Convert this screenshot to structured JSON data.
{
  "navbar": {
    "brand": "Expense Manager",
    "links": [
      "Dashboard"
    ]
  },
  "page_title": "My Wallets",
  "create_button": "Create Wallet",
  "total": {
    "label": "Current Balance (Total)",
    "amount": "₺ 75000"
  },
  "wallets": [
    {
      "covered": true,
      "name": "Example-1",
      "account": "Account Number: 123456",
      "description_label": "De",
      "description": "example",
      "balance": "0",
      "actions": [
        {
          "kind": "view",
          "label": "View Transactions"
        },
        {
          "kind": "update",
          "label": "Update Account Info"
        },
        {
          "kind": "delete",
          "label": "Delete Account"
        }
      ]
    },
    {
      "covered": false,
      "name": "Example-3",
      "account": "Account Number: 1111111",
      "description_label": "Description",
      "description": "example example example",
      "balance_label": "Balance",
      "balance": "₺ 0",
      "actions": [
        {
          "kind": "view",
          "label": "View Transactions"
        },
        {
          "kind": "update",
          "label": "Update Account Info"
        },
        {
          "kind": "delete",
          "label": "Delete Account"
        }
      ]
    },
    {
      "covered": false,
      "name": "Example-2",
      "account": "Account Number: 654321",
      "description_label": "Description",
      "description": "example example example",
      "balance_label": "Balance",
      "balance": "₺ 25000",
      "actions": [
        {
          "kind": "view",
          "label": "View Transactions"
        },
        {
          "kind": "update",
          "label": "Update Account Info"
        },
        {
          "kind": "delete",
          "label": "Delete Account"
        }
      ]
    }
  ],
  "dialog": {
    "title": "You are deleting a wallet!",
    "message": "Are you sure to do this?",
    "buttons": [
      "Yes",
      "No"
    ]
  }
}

═══

▶ **What the exercise asks**
Extract all of the data above and output it character for character.

▶ **Response for this exercise**
Convert this screenshot to structured JSON data.
{
  "navbar": {
    "brand": "Expense Manager",
    "links": [
      "Dashboard"
    ]
  },
  "page_title": "My Wallets",
  "create_button": "Create Wallet",
  "total": {
    "label": "Current Balance (Total)",
    "amount": "₺ 75000"
  },
  "wallets": [
    {
      "covered": true,
      "name": "Example-1",
      "account": "Account Number: 123456",
      "description_label": "De",
      "description": "example",
      "balance": "0",
      "actions": [
        {
          "kind": "view",
          "label": "View Transactions"
        },
        {
          "kind": "update",
          "label": "Update Account Info"
        },
        {
          "kind": "delete",
          "label": "Delete Account"
        }
      ]
    },
    {
      "covered": false,
      "name": "Example-3",
      "account": "Account Number: 1111111",
      "description_label": "Description",
      "description": "example example example",
      "balance_label": "Balance",
      "balance": "₺ 0",
      "actions": [
        {
          "kind": "view",
          "label": "View Transactions"
        },
        {
          "kind": "update",
          "label": "Update Account Info"
        },
        {
          "kind": "delete",
          "label": "Delete Account"
        }
      ]
    },
    {
      "covered": false,
      "name": "Example-2",
      "account": "Account Number: 654321",
      "description_label": "Description",
      "description": "example example example",
      "balance_label": "Balance",
      "balance": "₺ 25000",
      "actions": [
        {
          "kind": "view",
          "label": "View Transactions"
        },
        {
          "kind": "update",
          "label": "Update Account Info"
        },
        {
          "kind": "delete",
          "label": "Delete Account"
        }
      ]
    }
  ],
  "dialog": {
    "title": "You are deleting a wallet!",
    "message": "Are you sure to do this?",
    "buttons": [
      "Yes",
      "No"
    ]
  }
}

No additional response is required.